─── GIVEN RECORDS
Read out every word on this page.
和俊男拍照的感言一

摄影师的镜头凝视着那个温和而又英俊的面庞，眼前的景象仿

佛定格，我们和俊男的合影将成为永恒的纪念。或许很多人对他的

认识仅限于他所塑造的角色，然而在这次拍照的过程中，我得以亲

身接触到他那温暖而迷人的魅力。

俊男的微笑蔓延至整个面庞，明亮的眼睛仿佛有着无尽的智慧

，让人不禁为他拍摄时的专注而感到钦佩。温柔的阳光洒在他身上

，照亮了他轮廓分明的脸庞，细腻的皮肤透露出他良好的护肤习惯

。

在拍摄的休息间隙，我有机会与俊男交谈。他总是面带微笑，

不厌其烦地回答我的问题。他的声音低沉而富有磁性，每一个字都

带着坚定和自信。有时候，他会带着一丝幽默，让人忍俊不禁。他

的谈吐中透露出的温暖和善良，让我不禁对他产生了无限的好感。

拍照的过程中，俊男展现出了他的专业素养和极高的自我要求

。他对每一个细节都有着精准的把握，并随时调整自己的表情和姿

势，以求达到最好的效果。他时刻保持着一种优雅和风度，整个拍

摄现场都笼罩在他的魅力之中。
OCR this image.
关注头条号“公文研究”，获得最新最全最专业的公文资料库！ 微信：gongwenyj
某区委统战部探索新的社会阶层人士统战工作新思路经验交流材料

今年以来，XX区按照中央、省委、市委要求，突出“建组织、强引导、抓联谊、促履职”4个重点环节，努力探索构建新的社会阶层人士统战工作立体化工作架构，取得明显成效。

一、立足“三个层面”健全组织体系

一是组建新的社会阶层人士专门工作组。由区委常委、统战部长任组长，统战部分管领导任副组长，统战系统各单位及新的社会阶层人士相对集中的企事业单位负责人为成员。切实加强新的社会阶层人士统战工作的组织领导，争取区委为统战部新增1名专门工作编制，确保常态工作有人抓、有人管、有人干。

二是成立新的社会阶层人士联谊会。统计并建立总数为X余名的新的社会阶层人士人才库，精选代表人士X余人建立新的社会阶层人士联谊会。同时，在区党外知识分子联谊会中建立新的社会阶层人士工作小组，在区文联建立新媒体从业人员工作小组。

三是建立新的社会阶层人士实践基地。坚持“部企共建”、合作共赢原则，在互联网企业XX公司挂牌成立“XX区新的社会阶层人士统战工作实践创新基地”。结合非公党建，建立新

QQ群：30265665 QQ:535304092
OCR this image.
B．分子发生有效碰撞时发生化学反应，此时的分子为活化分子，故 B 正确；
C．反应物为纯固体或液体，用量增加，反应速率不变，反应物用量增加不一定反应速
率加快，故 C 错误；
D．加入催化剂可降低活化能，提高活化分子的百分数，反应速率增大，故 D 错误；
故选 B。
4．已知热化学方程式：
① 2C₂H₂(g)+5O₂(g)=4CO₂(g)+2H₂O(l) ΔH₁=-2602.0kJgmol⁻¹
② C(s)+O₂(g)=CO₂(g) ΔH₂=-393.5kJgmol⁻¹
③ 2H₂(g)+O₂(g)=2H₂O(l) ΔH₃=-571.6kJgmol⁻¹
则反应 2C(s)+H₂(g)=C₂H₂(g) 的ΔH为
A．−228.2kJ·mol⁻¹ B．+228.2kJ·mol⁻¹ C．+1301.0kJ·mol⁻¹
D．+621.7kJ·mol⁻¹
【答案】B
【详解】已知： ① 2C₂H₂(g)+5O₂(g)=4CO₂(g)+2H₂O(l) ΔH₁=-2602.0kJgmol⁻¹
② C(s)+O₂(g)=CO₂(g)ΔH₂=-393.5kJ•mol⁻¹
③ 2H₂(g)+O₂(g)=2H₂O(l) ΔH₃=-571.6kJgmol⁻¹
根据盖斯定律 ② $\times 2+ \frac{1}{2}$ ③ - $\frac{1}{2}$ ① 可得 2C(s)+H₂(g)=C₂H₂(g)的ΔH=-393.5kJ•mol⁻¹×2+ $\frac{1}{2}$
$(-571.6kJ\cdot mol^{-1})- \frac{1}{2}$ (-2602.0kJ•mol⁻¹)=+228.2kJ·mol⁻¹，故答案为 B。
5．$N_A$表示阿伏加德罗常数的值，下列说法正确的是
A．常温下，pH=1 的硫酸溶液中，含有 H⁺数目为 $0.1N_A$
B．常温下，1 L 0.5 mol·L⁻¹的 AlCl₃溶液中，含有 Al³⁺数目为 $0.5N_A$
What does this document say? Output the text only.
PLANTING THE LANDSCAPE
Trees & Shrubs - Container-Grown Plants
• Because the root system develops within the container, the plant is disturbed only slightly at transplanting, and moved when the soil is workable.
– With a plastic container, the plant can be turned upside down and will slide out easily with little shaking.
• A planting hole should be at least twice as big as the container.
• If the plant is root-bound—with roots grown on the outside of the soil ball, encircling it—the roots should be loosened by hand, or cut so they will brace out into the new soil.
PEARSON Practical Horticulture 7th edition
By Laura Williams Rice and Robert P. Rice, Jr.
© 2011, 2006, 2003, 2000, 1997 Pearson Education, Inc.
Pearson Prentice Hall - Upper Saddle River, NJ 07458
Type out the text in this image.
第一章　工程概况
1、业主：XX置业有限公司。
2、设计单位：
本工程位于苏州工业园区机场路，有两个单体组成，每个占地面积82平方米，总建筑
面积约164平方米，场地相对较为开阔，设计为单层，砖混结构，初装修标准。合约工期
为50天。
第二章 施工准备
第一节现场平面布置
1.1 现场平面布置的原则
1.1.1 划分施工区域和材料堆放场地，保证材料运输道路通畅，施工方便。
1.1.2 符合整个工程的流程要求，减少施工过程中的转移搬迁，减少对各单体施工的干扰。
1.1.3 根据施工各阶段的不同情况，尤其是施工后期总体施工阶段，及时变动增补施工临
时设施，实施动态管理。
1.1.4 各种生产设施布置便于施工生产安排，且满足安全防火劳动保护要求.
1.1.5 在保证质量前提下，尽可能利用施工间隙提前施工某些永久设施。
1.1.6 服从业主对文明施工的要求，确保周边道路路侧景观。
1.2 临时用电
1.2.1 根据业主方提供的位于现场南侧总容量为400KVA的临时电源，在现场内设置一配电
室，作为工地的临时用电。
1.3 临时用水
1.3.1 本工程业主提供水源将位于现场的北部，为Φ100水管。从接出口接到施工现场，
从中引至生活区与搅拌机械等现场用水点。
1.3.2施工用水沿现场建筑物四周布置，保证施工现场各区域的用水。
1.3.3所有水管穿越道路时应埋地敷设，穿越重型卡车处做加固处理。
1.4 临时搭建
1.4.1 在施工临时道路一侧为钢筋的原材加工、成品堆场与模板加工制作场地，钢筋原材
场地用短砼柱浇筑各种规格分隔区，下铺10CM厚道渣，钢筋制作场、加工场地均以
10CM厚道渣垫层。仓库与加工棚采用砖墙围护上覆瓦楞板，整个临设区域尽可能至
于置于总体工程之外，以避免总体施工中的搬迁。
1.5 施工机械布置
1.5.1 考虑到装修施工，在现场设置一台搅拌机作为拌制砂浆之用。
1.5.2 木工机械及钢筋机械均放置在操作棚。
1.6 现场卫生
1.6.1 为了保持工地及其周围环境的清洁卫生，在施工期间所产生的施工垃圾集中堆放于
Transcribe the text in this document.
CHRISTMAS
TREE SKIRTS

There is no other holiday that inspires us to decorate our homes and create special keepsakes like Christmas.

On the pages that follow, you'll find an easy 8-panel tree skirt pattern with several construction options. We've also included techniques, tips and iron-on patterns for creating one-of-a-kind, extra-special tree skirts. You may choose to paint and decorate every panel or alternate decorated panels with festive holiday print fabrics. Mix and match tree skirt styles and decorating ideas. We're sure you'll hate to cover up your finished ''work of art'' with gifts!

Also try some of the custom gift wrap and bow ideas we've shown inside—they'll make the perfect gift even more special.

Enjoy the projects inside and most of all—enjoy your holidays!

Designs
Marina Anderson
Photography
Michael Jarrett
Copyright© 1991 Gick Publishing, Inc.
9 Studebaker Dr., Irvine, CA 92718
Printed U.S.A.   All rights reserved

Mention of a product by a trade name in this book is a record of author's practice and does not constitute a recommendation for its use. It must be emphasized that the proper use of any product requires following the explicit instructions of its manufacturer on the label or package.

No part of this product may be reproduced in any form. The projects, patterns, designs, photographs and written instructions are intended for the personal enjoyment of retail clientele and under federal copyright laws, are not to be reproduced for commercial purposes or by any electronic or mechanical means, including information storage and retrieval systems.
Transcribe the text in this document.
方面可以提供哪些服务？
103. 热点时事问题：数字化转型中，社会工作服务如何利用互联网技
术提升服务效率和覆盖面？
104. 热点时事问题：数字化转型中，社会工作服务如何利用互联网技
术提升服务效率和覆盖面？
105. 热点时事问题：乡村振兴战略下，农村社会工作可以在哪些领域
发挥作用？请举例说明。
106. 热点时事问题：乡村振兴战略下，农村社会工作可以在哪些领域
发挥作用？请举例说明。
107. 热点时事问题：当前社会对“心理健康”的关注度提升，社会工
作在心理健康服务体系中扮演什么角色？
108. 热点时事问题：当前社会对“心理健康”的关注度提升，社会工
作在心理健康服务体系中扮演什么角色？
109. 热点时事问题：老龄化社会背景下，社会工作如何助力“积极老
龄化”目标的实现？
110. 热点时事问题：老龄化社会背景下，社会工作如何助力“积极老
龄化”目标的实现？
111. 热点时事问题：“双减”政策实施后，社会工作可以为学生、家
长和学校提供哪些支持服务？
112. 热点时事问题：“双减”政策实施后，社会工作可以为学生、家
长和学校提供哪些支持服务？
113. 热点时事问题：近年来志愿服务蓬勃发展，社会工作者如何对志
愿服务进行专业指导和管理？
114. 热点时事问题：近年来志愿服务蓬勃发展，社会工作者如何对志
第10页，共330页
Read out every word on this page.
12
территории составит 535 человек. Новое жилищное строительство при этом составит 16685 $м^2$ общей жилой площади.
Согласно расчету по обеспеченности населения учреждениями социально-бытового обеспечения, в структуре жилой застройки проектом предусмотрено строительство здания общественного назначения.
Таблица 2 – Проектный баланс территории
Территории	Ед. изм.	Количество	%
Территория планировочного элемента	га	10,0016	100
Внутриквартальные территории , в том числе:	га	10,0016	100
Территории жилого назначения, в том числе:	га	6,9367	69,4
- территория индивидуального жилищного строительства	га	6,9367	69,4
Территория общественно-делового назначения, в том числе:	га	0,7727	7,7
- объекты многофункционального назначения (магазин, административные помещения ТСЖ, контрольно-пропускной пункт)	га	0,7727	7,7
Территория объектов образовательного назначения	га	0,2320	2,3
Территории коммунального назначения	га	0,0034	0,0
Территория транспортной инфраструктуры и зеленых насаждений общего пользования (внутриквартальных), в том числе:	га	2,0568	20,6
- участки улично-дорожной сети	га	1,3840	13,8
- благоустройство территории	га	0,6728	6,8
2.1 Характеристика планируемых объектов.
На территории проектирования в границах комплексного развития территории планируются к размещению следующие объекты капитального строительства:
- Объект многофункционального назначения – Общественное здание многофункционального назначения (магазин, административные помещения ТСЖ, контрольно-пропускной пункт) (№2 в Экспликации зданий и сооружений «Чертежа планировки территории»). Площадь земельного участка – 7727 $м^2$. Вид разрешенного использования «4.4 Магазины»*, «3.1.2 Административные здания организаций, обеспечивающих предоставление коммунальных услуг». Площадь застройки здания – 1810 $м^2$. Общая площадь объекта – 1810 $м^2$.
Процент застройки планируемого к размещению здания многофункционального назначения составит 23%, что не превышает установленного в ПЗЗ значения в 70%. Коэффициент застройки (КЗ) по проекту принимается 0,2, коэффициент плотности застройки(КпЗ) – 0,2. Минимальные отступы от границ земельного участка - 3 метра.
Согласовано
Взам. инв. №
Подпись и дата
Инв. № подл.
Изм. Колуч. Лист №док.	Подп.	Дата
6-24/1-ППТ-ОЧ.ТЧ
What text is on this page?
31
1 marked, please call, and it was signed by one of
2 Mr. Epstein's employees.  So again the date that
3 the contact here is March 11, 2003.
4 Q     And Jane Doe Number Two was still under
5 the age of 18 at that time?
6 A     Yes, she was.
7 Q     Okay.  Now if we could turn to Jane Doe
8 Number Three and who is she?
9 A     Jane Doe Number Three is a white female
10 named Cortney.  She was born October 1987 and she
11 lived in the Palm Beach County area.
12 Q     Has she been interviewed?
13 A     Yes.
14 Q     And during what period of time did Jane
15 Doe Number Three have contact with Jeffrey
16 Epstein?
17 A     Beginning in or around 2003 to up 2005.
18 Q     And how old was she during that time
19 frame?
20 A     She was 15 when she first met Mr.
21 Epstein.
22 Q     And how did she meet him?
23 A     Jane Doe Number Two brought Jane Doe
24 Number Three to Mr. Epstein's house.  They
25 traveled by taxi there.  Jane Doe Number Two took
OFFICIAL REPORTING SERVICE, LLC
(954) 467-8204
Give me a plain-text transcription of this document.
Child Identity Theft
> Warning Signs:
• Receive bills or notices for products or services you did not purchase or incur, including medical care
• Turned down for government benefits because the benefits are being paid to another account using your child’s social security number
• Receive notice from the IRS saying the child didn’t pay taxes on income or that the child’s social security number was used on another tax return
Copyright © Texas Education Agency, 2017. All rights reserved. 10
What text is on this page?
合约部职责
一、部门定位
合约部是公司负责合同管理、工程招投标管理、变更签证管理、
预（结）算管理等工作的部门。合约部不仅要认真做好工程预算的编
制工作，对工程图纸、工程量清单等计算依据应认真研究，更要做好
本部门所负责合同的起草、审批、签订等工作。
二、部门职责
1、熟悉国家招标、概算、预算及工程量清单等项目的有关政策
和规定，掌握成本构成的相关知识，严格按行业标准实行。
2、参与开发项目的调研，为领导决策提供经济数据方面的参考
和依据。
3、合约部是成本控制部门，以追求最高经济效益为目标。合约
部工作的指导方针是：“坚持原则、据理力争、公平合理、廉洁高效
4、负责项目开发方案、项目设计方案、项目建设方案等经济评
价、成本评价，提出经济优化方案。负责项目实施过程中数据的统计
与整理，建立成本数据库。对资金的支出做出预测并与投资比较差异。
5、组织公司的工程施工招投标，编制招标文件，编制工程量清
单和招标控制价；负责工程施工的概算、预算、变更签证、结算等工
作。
──────
→ GIVEN EXERCISE
Tell how many lines of the records above hold the string "社会工作如何助力". Give no other text.

→ FULL SOLUTION
2